§ **CHALLENGE**: Below are the records; collect from them each line containing the string "this".

___ RECORDS PROVIDED

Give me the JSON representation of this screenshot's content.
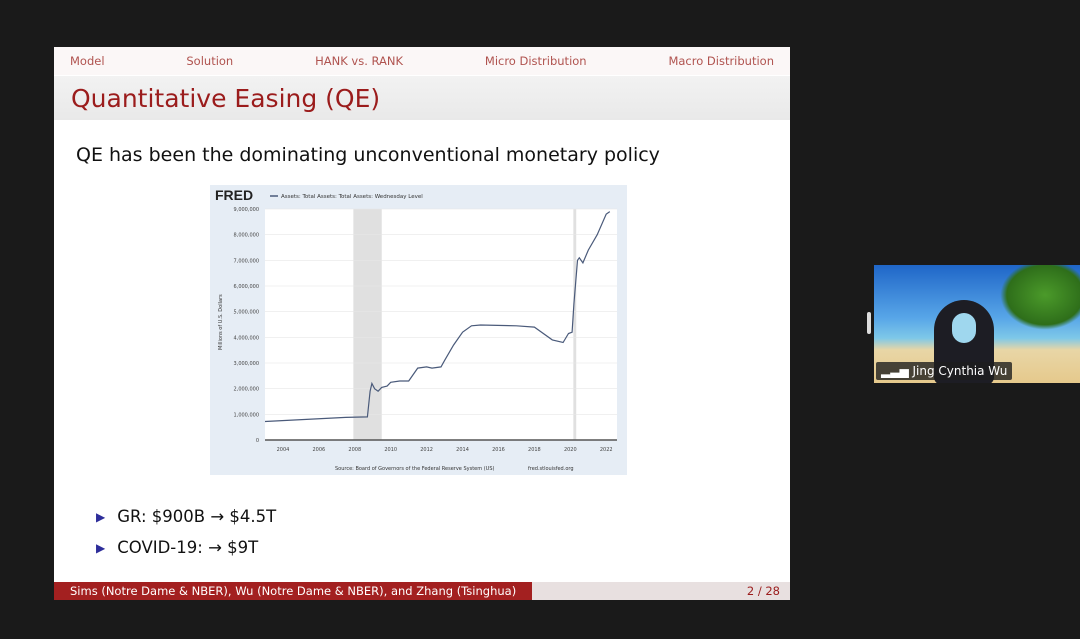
{
  "slide": {
    "nav": [
      "Model",
      "Solution",
      "HANK vs. RANK",
      "Micro Distribution",
      "Macro Distribution"
    ],
    "title": "Quantitative Easing (QE)",
    "intro": "QE has been the dominating unconventional monetary policy",
    "bullets": [
      "GR: $900B → $4.5T",
      "COVID-19: → $9T"
    ],
    "footer_authors": "Sims (Notre Dame & NBER), Wu (Notre Dame & NBER), and Zhang (Tsinghua)",
    "page": "2 / 28"
  },
  "video": {
    "participant_name": "Jing Cynthia Wu",
    "icon": "signal-bars-icon"
  },
  "chart_data": {
    "type": "line",
    "logo": "FRED",
    "legend": "Assets: Total Assets: Total Assets: Wednesday Level",
    "ylabel": "Millions of U.S. Dollars",
    "source": "Source: Board of Governors of the Federal Reserve System (US)",
    "site": "fred.stlouisfed.org",
    "xlim": [
      2003,
      2022.6
    ],
    "ylim": [
      0,
      9000000
    ],
    "xticks": [
      "2004",
      "2006",
      "2008",
      "2010",
      "2012",
      "2014",
      "2016",
      "2018",
      "2020",
      "2022"
    ],
    "yticks": [
      "0",
      "1,000,000",
      "2,000,000",
      "3,000,000",
      "4,000,000",
      "5,000,000",
      "6,000,000",
      "7,000,000",
      "8,000,000",
      "9,000,000"
    ],
    "recessions": [
      [
        2007.92,
        2009.5
      ],
      [
        2020.17,
        2020.33
      ]
    ],
    "color": "#4a5a7a",
    "x": [
      2003,
      2007.5,
      2008.7,
      2008.85,
      2008.95,
      2009.1,
      2009.3,
      2009.5,
      2009.8,
      2010,
      2010.5,
      2011,
      2011.5,
      2012,
      2012.3,
      2012.8,
      2013,
      2013.5,
      2014,
      2014.5,
      2015,
      2017,
      2018,
      2019,
      2019.6,
      2019.9,
      2020.1,
      2020.2,
      2020.4,
      2020.5,
      2020.7,
      2021,
      2021.5,
      2022,
      2022.2
    ],
    "y": [
      720000,
      880000,
      900000,
      1900000,
      2200000,
      2000000,
      1900000,
      2050000,
      2100000,
      2250000,
      2300000,
      2300000,
      2800000,
      2850000,
      2800000,
      2850000,
      3100000,
      3700000,
      4200000,
      4450000,
      4480000,
      4450000,
      4400000,
      3900000,
      3800000,
      4150000,
      4200000,
      5300000,
      7000000,
      7100000,
      6900000,
      7400000,
      8000000,
      8800000,
      8900000
    ]
  }
}
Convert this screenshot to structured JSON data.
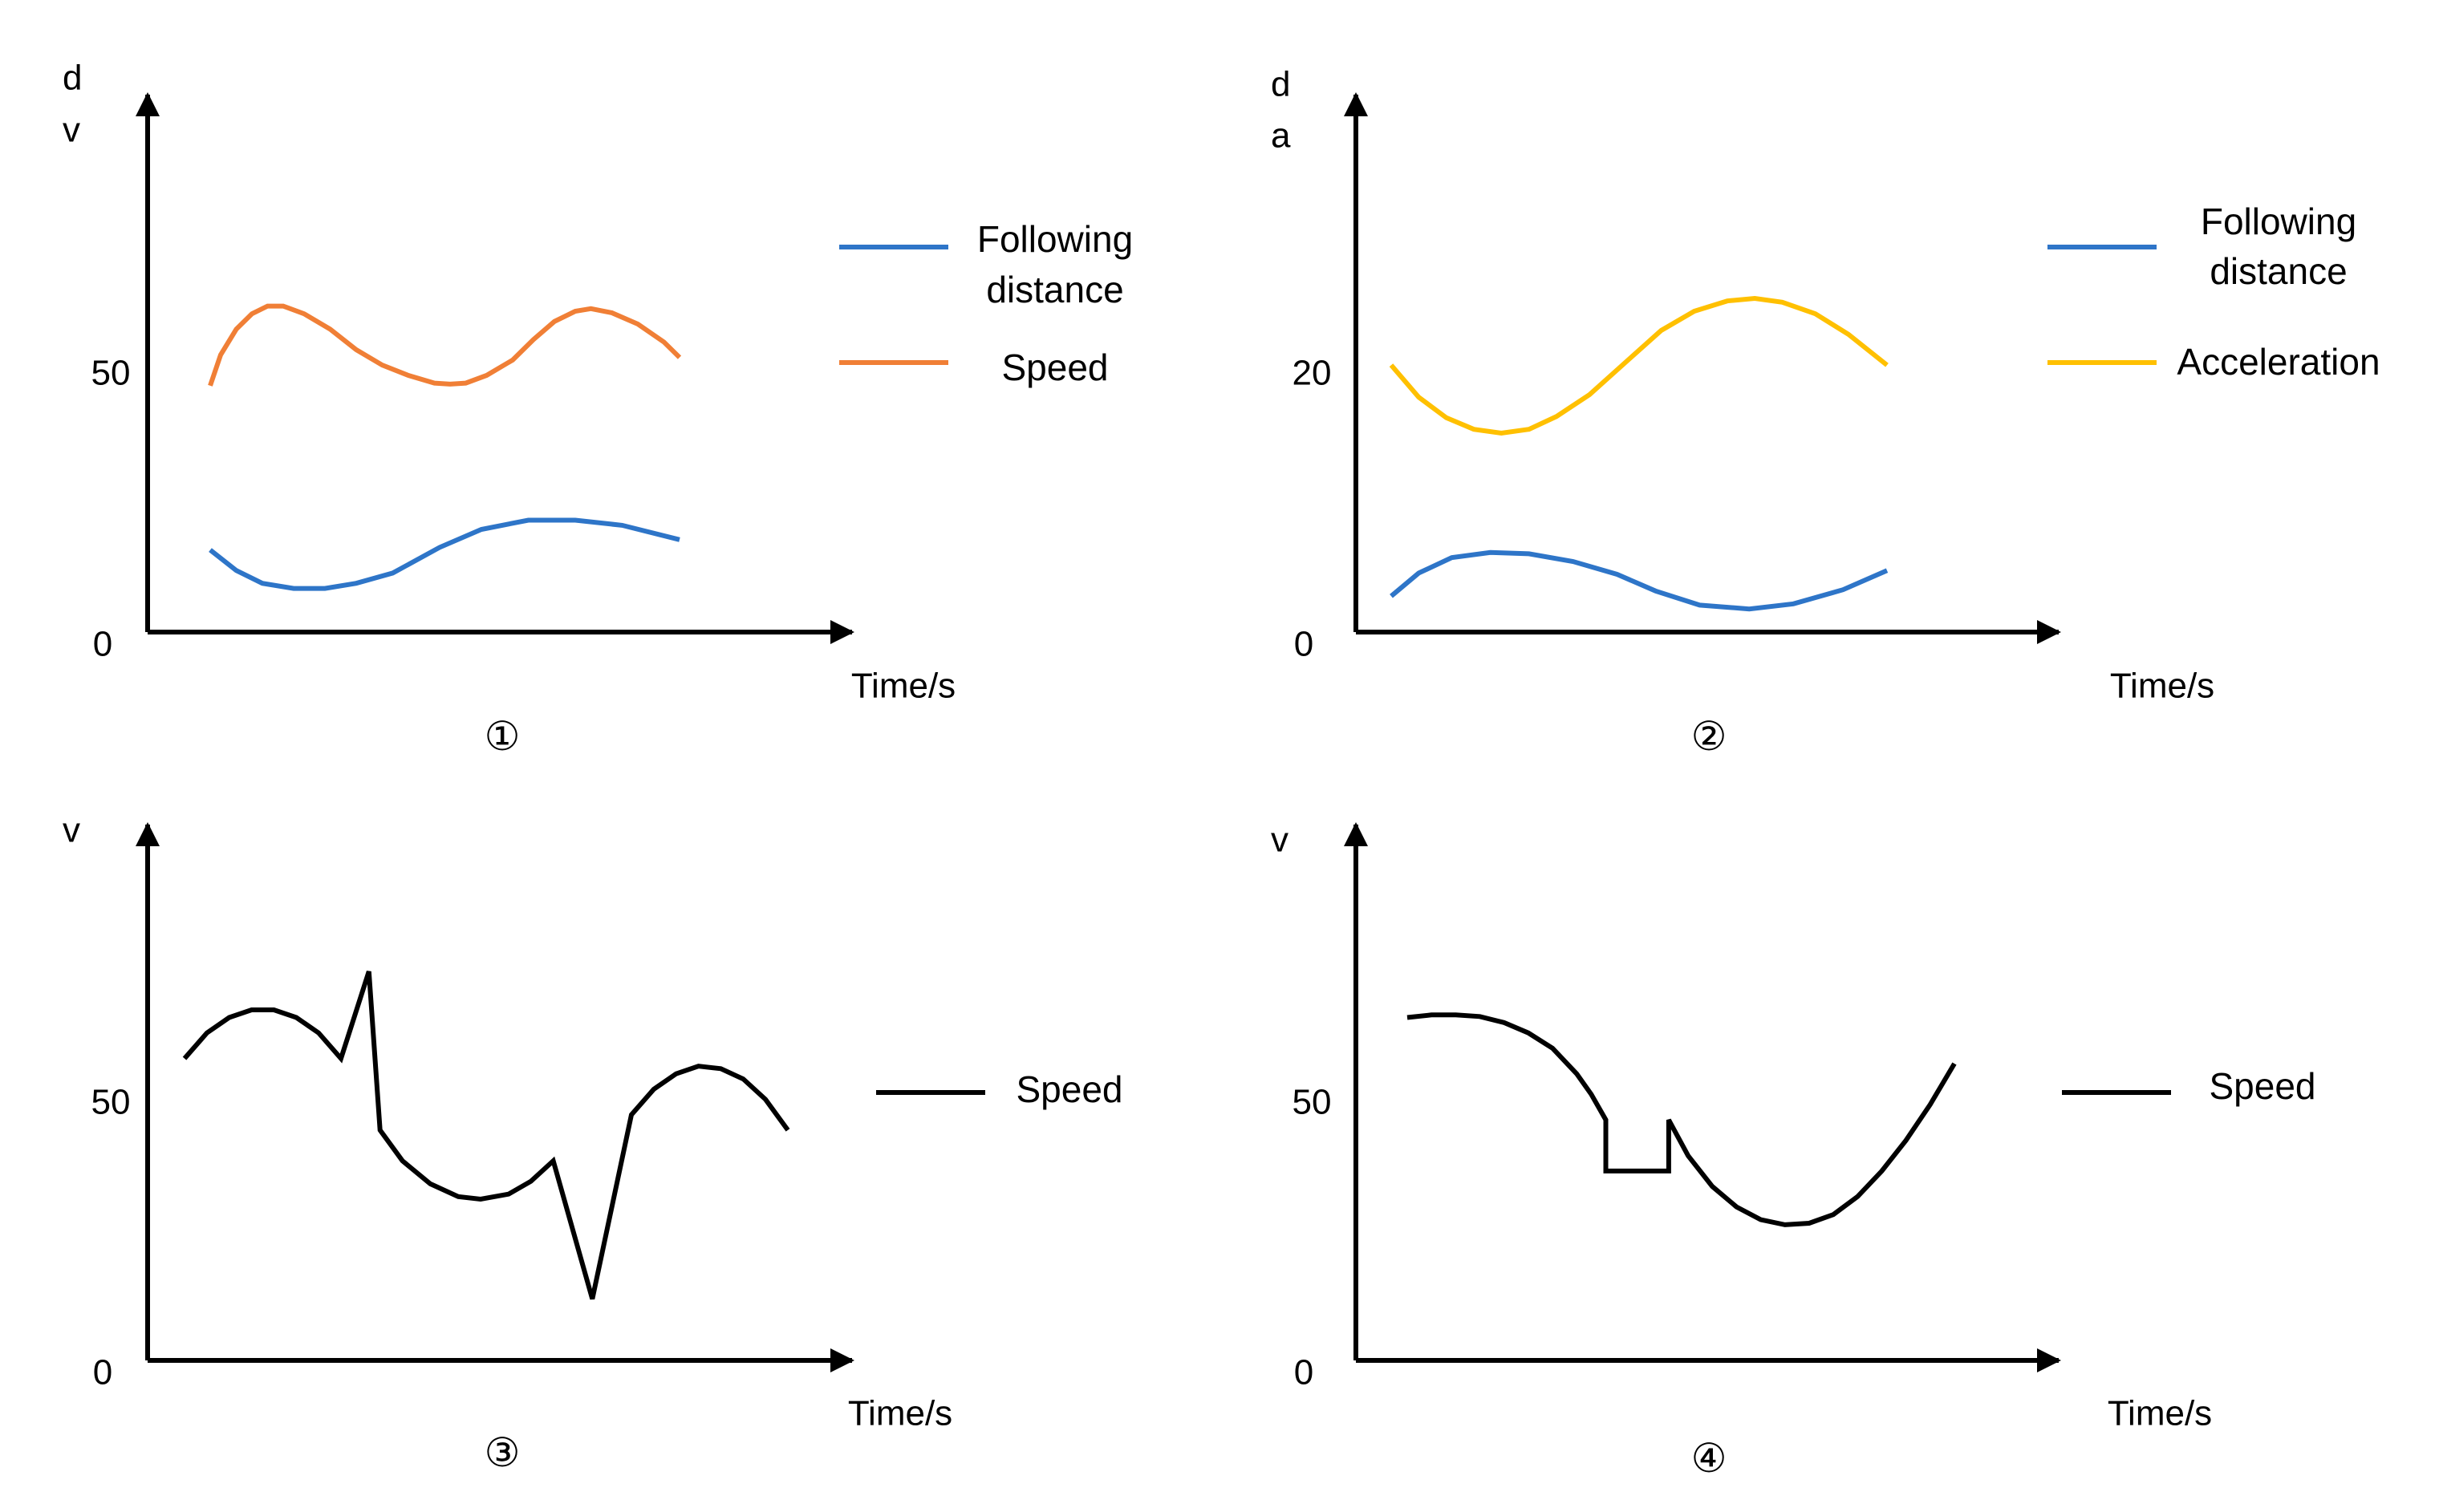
{
  "chart_data": [
    {
      "type": "line",
      "caption": "①",
      "y_axis_labels": [
        "d",
        "v"
      ],
      "xlabel": "Time/s",
      "ylim": [
        0,
        100
      ],
      "y_ticks": [
        {
          "value": 0,
          "label": "0"
        },
        {
          "value": 50,
          "label": "50"
        }
      ],
      "legend": "right",
      "series": [
        {
          "name": "Following distance",
          "legend_lines": [
            "Following",
            "distance"
          ],
          "color": "#2E75C8",
          "points": [
            [
              1,
              16
            ],
            [
              1.5,
              12
            ],
            [
              2,
              9.5
            ],
            [
              2.6,
              8.5
            ],
            [
              3.2,
              8.5
            ],
            [
              3.8,
              9.5
            ],
            [
              4.5,
              11.5
            ],
            [
              5.4,
              16.5
            ],
            [
              6.2,
              20
            ],
            [
              7.1,
              21.8
            ],
            [
              8,
              21.8
            ],
            [
              8.9,
              20.8
            ],
            [
              10,
              18
            ]
          ]
        },
        {
          "name": "Speed",
          "legend_lines": [
            "Speed"
          ],
          "color": "#F07F36",
          "points": [
            [
              1,
              48
            ],
            [
              1.2,
              54
            ],
            [
              1.5,
              59
            ],
            [
              1.8,
              62
            ],
            [
              2.1,
              63.5
            ],
            [
              2.4,
              63.5
            ],
            [
              2.8,
              62
            ],
            [
              3.3,
              59
            ],
            [
              3.8,
              55
            ],
            [
              4.3,
              52
            ],
            [
              4.8,
              50
            ],
            [
              5.3,
              48.5
            ],
            [
              5.6,
              48.3
            ],
            [
              5.9,
              48.5
            ],
            [
              6.3,
              50
            ],
            [
              6.8,
              53
            ],
            [
              7.2,
              57
            ],
            [
              7.6,
              60.5
            ],
            [
              8,
              62.5
            ],
            [
              8.3,
              63
            ],
            [
              8.7,
              62.2
            ],
            [
              9.2,
              60
            ],
            [
              9.7,
              56.5
            ],
            [
              10,
              53.5
            ]
          ]
        }
      ]
    },
    {
      "type": "line",
      "caption": "②",
      "y_axis_labels": [
        "d",
        "a"
      ],
      "xlabel": "Time/s",
      "ylim": [
        0,
        40
      ],
      "y_ticks": [
        {
          "value": 0,
          "label": "0"
        },
        {
          "value": 20,
          "label": "20"
        }
      ],
      "legend": "right",
      "series": [
        {
          "name": "Following distance",
          "legend_lines": [
            "Following",
            "distance"
          ],
          "color": "#2E75C8",
          "points": [
            [
              1,
              2.8
            ],
            [
              1.5,
              4.6
            ],
            [
              2.1,
              5.8
            ],
            [
              2.8,
              6.2
            ],
            [
              3.5,
              6.1
            ],
            [
              4.3,
              5.5
            ],
            [
              5.1,
              4.5
            ],
            [
              5.8,
              3.2
            ],
            [
              6.6,
              2.1
            ],
            [
              7.5,
              1.8
            ],
            [
              8.3,
              2.2
            ],
            [
              9.2,
              3.3
            ],
            [
              10,
              4.8
            ]
          ]
        },
        {
          "name": "Acceleration",
          "legend_lines": [
            "Acceleration"
          ],
          "color": "#FFC000",
          "points": [
            [
              1,
              20.8
            ],
            [
              1.5,
              18.3
            ],
            [
              2,
              16.7
            ],
            [
              2.5,
              15.8
            ],
            [
              3,
              15.5
            ],
            [
              3.5,
              15.8
            ],
            [
              4,
              16.8
            ],
            [
              4.6,
              18.5
            ],
            [
              5.3,
              21.2
            ],
            [
              5.9,
              23.5
            ],
            [
              6.5,
              25
            ],
            [
              7.1,
              25.8
            ],
            [
              7.6,
              26
            ],
            [
              8.1,
              25.7
            ],
            [
              8.7,
              24.8
            ],
            [
              9.3,
              23.2
            ],
            [
              10,
              20.8
            ]
          ]
        }
      ]
    },
    {
      "type": "line",
      "caption": "③",
      "y_axis_labels": [
        "v"
      ],
      "xlabel": "Time/s",
      "ylim": [
        0,
        100
      ],
      "y_ticks": [
        {
          "value": 0,
          "label": "0"
        },
        {
          "value": 50,
          "label": "50"
        }
      ],
      "legend": "right",
      "series": [
        {
          "name": "Speed",
          "legend_lines": [
            "Speed"
          ],
          "color": "#000000",
          "points": [
            [
              1,
              59
            ],
            [
              1.4,
              64
            ],
            [
              1.8,
              67
            ],
            [
              2.2,
              68.5
            ],
            [
              2.6,
              68.5
            ],
            [
              3,
              67
            ],
            [
              3.4,
              64
            ],
            [
              3.8,
              59
            ],
            [
              4.3,
              76
            ],
            [
              4.5,
              45
            ],
            [
              4.9,
              39
            ],
            [
              5.4,
              34.5
            ],
            [
              5.9,
              32
            ],
            [
              6.3,
              31.5
            ],
            [
              6.8,
              32.5
            ],
            [
              7.2,
              35
            ],
            [
              7.6,
              39
            ],
            [
              8.3,
              12
            ],
            [
              9,
              48
            ],
            [
              9.4,
              53
            ],
            [
              9.8,
              56
            ],
            [
              10.2,
              57.5
            ],
            [
              10.6,
              57
            ],
            [
              11,
              55
            ],
            [
              11.4,
              51
            ],
            [
              11.8,
              45
            ]
          ]
        }
      ]
    },
    {
      "type": "line",
      "caption": "④",
      "y_axis_labels": [
        "v"
      ],
      "xlabel": "Time/s",
      "ylim": [
        0,
        100
      ],
      "y_ticks": [
        {
          "value": 0,
          "label": "0"
        },
        {
          "value": 50,
          "label": "50"
        }
      ],
      "legend": "right",
      "series": [
        {
          "name": "Speed",
          "legend_lines": [
            "Speed"
          ],
          "color": "#000000",
          "points": [
            [
              1,
              67
            ],
            [
              1.5,
              67.5
            ],
            [
              2,
              67.5
            ],
            [
              2.5,
              67.2
            ],
            [
              3,
              66
            ],
            [
              3.5,
              64
            ],
            [
              4,
              61
            ],
            [
              4.5,
              56
            ],
            [
              4.8,
              52
            ],
            [
              5.1,
              47
            ],
            [
              5.1,
              37
            ],
            [
              6.4,
              37
            ],
            [
              6.4,
              47
            ],
            [
              6.8,
              40
            ],
            [
              7.3,
              34
            ],
            [
              7.8,
              30
            ],
            [
              8.3,
              27.5
            ],
            [
              8.8,
              26.5
            ],
            [
              9.3,
              26.8
            ],
            [
              9.8,
              28.5
            ],
            [
              10.3,
              32
            ],
            [
              10.8,
              37
            ],
            [
              11.3,
              43
            ],
            [
              11.8,
              50
            ],
            [
              12.3,
              58
            ]
          ]
        }
      ]
    }
  ]
}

______

§ **ANSWER TO THE TASK**:
Give me the JSON representation of this screenshot's content.
Convert this screenshot to structured JSON data.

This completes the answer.